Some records
----
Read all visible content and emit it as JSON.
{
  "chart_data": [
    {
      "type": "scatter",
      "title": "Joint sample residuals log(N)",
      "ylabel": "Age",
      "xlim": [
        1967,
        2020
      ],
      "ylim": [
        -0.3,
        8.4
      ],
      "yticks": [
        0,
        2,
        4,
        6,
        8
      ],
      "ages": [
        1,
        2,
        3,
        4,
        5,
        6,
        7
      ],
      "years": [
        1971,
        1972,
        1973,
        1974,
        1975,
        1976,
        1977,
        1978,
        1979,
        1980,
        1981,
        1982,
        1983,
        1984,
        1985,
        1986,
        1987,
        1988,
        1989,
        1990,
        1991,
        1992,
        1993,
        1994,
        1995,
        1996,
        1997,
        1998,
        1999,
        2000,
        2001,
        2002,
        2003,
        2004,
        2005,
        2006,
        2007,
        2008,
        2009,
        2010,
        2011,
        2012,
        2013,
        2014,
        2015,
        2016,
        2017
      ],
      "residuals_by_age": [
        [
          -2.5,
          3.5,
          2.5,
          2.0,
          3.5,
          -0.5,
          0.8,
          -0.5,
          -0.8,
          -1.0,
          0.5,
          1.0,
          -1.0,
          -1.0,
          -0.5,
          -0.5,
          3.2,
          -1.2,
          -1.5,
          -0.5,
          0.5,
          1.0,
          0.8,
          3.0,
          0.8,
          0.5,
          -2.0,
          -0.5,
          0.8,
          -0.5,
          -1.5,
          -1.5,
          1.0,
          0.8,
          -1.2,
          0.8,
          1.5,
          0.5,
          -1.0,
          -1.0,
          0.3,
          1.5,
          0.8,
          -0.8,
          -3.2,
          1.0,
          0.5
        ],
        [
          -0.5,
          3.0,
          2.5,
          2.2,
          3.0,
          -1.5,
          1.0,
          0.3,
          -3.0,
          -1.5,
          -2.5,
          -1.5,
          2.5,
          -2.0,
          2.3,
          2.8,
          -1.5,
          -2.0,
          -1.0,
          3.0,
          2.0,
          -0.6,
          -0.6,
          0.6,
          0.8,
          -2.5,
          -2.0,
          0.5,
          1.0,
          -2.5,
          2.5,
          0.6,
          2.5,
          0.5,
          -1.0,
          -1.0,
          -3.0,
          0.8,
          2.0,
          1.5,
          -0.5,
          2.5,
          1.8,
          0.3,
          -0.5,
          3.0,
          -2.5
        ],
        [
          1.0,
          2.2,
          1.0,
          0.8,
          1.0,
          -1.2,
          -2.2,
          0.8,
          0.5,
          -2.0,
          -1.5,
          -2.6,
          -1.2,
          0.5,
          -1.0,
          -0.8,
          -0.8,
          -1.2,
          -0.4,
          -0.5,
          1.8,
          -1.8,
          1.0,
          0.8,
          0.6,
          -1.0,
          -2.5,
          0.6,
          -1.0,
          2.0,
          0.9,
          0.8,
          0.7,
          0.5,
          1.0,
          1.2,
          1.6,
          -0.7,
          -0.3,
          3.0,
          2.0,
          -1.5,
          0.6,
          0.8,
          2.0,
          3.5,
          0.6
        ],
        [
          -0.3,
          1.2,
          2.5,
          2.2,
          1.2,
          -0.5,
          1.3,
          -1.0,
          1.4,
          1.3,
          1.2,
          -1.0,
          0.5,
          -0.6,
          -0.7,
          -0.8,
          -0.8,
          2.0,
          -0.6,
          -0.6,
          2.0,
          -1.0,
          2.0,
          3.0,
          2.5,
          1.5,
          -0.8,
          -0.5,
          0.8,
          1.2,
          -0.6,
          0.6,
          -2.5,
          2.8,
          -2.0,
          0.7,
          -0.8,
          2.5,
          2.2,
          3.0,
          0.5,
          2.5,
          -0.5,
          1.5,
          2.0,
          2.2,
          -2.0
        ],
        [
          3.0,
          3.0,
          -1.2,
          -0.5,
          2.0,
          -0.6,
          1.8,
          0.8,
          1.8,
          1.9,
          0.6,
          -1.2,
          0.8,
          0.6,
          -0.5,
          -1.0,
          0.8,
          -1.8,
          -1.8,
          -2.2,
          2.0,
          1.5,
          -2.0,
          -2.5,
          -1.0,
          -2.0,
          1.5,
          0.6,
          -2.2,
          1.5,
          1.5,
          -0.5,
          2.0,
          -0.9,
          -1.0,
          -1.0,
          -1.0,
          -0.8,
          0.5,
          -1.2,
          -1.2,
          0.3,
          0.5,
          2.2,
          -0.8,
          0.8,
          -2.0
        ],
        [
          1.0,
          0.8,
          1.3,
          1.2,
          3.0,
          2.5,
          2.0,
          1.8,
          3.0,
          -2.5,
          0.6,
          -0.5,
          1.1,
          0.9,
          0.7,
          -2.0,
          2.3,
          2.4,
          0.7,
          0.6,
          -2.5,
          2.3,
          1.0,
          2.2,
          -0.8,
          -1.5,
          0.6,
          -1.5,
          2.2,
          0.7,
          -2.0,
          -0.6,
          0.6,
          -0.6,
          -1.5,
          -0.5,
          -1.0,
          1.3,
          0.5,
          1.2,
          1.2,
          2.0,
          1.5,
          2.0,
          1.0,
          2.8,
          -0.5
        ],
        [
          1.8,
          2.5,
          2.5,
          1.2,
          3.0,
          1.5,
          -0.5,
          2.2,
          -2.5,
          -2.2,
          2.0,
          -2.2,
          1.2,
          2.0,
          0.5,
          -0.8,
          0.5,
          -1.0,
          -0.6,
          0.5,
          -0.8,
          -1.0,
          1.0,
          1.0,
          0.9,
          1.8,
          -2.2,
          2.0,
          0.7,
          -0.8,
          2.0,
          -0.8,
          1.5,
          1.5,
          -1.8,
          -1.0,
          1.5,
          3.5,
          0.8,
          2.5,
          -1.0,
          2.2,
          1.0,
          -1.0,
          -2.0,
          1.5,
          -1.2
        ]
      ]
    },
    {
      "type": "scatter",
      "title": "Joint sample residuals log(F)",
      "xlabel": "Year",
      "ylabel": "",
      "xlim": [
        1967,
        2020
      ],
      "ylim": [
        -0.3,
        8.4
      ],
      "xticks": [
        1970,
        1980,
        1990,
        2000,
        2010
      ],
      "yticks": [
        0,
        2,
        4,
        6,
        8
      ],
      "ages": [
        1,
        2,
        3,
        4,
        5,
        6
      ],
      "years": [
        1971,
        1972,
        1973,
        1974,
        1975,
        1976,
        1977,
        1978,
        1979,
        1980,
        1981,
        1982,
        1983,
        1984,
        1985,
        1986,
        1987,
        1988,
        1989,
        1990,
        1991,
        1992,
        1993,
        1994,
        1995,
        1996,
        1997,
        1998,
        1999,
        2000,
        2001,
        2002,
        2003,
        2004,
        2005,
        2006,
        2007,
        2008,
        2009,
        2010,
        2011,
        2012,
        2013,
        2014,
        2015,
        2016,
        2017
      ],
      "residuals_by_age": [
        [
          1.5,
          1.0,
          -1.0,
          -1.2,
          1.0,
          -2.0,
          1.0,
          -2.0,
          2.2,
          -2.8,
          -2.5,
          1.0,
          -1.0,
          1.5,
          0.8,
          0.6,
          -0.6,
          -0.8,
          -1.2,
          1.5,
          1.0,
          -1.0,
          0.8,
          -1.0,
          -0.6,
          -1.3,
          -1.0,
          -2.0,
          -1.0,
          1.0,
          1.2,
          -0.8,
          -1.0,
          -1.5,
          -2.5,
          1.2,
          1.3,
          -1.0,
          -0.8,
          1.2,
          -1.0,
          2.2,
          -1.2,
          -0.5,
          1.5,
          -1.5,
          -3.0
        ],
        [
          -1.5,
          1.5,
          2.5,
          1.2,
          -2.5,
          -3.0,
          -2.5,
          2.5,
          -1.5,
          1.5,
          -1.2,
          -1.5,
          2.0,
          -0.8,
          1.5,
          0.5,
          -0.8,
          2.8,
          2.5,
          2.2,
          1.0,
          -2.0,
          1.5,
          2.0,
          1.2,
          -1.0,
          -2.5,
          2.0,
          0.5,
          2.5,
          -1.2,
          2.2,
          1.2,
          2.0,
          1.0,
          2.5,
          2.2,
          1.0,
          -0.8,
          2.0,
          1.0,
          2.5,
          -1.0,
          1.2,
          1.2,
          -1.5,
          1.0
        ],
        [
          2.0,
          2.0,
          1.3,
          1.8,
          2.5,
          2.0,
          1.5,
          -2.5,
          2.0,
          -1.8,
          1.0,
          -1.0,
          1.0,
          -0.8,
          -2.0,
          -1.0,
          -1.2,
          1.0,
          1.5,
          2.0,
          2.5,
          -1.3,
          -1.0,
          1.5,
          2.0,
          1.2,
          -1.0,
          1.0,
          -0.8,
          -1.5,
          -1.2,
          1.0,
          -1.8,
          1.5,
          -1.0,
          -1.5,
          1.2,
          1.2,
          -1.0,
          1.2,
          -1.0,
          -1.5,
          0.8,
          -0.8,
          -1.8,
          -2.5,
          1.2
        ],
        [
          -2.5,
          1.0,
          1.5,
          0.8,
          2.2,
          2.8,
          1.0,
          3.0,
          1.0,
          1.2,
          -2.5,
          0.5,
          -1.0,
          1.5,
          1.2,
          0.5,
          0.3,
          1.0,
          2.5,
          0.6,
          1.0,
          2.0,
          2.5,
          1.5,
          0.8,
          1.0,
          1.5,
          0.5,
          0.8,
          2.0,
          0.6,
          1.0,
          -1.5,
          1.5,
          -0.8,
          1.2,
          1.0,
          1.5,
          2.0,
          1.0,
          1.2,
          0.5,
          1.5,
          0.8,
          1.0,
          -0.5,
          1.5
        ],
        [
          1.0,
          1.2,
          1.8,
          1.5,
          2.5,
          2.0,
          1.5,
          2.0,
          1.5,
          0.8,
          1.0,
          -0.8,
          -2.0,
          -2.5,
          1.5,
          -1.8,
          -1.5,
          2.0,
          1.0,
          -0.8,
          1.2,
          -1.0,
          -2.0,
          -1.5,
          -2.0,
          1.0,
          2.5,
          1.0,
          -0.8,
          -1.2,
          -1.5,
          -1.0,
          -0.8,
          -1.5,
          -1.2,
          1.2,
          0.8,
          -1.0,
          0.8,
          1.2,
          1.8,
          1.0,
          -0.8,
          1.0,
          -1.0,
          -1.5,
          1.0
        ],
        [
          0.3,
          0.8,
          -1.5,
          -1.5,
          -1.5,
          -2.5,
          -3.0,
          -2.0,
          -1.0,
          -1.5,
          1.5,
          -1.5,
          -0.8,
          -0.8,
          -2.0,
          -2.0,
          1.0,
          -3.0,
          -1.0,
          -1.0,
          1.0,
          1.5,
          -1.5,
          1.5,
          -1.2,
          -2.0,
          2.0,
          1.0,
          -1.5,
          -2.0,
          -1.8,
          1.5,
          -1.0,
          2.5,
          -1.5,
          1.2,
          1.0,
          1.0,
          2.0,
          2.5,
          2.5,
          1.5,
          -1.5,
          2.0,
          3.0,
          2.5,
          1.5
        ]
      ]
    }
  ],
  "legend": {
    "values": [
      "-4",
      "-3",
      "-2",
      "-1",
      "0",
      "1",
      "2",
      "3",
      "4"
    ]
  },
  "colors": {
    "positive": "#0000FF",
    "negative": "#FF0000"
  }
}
----
PROBLEM STATEMENT:
Gather each line that holds "Joint".

RESULT OF THIS EXERCISE:
      "title": "Joint sample residuals log(N)",
      "title": "Joint sample residuals log(F)",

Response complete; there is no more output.